Gather all lines with "Total" from the records.

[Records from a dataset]
------------------------------------------------------------------------

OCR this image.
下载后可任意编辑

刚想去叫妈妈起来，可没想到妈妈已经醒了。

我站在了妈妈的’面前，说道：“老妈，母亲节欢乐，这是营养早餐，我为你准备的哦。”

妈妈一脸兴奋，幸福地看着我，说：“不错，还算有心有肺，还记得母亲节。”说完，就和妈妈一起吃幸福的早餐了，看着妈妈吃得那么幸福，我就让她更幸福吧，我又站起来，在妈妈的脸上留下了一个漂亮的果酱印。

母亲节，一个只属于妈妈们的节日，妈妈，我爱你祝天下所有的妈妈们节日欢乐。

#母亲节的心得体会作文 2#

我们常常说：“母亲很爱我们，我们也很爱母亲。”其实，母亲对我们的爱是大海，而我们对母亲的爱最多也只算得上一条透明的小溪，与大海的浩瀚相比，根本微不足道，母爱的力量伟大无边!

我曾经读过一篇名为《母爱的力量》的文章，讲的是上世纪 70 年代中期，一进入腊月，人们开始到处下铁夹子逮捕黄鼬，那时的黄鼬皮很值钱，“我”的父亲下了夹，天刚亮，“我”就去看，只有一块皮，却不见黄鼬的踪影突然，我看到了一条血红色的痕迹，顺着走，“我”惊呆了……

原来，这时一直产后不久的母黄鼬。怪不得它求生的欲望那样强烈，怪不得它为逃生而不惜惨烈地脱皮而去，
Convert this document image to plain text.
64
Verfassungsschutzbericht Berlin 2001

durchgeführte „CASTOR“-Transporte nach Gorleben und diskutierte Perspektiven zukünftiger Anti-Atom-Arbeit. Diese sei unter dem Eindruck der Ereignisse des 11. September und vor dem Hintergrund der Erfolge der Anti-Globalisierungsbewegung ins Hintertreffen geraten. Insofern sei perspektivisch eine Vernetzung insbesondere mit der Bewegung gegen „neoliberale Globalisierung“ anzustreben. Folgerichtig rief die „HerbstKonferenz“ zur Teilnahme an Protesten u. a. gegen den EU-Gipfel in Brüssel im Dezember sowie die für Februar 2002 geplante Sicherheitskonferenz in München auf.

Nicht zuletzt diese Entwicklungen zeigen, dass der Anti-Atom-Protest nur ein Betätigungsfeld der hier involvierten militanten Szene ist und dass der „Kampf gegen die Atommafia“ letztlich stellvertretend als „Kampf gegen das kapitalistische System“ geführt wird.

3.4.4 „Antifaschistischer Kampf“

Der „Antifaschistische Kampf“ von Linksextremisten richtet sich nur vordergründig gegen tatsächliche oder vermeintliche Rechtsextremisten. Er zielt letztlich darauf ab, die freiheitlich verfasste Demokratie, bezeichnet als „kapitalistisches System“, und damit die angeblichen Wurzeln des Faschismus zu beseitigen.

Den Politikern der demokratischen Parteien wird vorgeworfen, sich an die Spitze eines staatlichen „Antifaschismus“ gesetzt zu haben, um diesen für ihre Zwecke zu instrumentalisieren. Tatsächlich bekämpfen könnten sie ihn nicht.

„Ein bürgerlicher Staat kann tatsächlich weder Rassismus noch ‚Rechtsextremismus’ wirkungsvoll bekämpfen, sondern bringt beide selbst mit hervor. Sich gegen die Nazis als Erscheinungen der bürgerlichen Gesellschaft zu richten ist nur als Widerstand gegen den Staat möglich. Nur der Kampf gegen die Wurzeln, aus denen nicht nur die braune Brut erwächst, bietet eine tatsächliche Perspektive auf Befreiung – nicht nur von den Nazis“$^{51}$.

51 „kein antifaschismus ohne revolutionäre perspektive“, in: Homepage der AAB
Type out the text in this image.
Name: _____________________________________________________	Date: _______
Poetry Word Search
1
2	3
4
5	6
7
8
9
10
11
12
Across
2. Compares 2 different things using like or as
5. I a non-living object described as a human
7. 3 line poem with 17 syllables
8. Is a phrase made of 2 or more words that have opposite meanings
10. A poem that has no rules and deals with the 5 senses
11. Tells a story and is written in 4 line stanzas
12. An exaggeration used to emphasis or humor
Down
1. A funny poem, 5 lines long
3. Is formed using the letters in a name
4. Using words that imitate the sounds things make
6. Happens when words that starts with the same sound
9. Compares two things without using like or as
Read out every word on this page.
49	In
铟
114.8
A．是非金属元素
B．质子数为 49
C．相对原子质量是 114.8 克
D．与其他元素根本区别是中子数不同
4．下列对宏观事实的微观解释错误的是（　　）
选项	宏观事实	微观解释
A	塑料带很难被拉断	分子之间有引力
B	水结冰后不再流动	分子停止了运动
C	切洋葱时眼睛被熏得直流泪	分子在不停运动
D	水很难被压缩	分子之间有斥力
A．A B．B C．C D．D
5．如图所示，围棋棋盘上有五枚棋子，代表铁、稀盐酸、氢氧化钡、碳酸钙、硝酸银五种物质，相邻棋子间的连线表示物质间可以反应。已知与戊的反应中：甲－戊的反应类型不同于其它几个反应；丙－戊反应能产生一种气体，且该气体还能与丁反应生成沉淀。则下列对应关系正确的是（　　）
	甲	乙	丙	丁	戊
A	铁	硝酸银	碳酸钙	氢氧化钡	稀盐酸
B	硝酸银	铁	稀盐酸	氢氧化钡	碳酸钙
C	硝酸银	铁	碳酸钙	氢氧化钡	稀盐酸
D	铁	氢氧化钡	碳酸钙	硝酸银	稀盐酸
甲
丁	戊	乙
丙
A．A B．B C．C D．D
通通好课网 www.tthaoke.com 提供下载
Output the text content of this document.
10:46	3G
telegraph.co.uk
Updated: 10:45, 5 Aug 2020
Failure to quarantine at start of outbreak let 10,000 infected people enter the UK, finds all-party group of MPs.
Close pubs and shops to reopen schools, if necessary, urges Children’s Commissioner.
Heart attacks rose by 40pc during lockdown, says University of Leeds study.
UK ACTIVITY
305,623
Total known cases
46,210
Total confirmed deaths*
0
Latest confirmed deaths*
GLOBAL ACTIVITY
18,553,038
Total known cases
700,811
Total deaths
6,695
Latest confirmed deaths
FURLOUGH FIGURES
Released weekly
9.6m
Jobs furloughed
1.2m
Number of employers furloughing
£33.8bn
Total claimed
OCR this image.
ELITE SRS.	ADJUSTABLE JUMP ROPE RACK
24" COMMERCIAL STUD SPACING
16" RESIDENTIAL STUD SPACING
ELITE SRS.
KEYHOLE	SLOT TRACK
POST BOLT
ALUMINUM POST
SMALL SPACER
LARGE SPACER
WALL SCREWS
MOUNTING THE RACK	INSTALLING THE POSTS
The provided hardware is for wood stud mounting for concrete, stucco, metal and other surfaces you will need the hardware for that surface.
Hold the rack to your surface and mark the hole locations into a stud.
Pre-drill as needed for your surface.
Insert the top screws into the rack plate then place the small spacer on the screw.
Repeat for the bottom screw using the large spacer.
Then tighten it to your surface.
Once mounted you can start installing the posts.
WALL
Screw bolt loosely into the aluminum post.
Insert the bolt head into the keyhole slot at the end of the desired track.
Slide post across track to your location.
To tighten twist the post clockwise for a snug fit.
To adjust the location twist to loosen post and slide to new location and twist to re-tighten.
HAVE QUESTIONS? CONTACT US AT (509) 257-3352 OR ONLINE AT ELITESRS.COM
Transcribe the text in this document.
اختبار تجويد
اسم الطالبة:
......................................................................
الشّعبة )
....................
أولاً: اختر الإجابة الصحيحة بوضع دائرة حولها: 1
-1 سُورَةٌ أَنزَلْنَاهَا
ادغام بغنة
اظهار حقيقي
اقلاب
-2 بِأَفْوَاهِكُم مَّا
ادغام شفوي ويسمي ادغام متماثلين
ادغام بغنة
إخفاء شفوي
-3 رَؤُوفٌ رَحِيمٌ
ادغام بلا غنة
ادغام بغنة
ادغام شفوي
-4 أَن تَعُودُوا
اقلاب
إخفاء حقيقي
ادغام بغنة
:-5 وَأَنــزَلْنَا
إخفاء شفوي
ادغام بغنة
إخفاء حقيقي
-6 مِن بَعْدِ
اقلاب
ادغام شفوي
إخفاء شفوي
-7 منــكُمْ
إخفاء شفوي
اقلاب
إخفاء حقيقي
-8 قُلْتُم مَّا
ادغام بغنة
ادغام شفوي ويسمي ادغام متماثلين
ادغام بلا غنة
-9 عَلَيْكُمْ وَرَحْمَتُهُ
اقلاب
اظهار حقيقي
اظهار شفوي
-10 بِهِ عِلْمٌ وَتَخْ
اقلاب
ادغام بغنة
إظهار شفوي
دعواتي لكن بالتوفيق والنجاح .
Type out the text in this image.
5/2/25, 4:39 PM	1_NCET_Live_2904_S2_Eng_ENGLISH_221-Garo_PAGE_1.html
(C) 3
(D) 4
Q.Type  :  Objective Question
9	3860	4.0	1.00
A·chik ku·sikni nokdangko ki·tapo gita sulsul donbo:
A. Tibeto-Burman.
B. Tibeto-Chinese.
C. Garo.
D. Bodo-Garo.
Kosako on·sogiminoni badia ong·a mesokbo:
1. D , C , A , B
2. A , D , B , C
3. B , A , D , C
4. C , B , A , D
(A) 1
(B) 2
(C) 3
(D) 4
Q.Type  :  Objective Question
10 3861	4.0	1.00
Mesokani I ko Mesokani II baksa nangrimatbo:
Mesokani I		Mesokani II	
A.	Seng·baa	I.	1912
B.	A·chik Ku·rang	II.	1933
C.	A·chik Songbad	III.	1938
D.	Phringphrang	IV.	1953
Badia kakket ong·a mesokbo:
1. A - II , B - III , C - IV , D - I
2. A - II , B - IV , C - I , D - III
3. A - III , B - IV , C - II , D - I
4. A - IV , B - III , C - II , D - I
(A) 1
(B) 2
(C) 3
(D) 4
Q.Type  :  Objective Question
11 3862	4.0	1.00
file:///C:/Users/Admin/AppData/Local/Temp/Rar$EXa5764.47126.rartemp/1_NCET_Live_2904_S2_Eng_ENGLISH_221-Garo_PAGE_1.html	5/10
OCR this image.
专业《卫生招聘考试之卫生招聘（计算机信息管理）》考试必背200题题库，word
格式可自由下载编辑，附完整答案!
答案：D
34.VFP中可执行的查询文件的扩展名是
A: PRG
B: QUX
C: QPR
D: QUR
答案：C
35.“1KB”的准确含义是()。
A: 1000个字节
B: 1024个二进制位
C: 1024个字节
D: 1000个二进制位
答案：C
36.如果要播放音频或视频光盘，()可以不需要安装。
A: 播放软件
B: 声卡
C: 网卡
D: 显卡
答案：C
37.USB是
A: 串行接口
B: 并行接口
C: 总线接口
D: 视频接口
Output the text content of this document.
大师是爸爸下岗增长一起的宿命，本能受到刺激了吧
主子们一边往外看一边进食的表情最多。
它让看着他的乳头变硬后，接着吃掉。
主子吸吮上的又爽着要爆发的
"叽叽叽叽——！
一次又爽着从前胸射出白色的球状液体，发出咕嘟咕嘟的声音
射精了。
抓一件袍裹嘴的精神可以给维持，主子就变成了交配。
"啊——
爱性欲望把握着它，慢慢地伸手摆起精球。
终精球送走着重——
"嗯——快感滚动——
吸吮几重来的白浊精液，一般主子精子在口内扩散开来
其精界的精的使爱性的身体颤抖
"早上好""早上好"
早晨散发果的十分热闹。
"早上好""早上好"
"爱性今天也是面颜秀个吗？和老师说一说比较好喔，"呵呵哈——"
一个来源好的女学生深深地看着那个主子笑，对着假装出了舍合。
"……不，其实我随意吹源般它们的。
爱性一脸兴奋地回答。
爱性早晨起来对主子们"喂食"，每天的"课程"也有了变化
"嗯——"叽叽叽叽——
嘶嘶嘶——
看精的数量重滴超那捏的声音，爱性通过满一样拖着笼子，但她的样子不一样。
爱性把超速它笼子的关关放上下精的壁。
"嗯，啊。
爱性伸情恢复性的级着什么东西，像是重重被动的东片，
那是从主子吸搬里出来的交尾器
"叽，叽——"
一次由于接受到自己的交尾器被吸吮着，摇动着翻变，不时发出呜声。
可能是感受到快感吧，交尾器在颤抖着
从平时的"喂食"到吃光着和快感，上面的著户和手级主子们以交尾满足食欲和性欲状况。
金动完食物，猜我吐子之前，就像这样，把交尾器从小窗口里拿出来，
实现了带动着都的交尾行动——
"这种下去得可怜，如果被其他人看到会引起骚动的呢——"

------------------------------------------------------------------------

(Output of the task)
Total known cases
Total confirmed deaths*
Total known cases
Total deaths
Total claimed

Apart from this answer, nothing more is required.